• Stated problem: Transcribe the data that follows precisely, omitting nothing.

• Data provided:

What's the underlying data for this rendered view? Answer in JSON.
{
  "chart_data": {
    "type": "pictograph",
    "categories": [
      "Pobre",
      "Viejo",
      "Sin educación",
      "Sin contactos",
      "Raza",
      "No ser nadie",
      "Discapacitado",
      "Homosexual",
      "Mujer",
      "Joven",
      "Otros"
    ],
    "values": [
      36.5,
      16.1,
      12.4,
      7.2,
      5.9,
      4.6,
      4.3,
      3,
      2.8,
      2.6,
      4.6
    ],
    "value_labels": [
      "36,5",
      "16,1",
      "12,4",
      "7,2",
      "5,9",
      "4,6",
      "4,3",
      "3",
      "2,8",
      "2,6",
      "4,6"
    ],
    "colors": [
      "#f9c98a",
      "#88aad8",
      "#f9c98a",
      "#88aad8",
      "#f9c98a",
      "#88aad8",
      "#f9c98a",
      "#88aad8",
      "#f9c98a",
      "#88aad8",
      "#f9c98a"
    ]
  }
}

• The answer:
What's the underlying data for this rendered view? Answer in JSON.
{
  "chart_data": {
    "type": "pictograph",
    "categories": [
      "Pobre",
      "Viejo",
      "Sin educación",
      "Sin contactos",
      "Raza",
      "No ser nadie",
      "Discapacitado",
      "Homosexual",
      "Mujer",
      "Joven",
      "Otros"
    ],
    "values": [
      36.5,
      16.1,
      12.4,
      7.2,
      5.9,
      4.6,
      4.3,
      3,
      2.8,
      2.6,
      4.6
    ],
    "value_labels": [
      "36,5",
      "16,1",
      "12,4",
      "7,2",
      "5,9",
      "4,6",
      "4,3",
      "3",
      "2,8",
      "2,6",
      "4,6"
    ],
    "colors": [
      "#f9c98a",
      "#88aad8",
      "#f9c98a",
      "#88aad8",
      "#f9c98a",
      "#88aad8",
      "#f9c98a",
      "#88aad8",
      "#f9c98a",
      "#88aad8",
      "#f9c98a"
    ]
  }
}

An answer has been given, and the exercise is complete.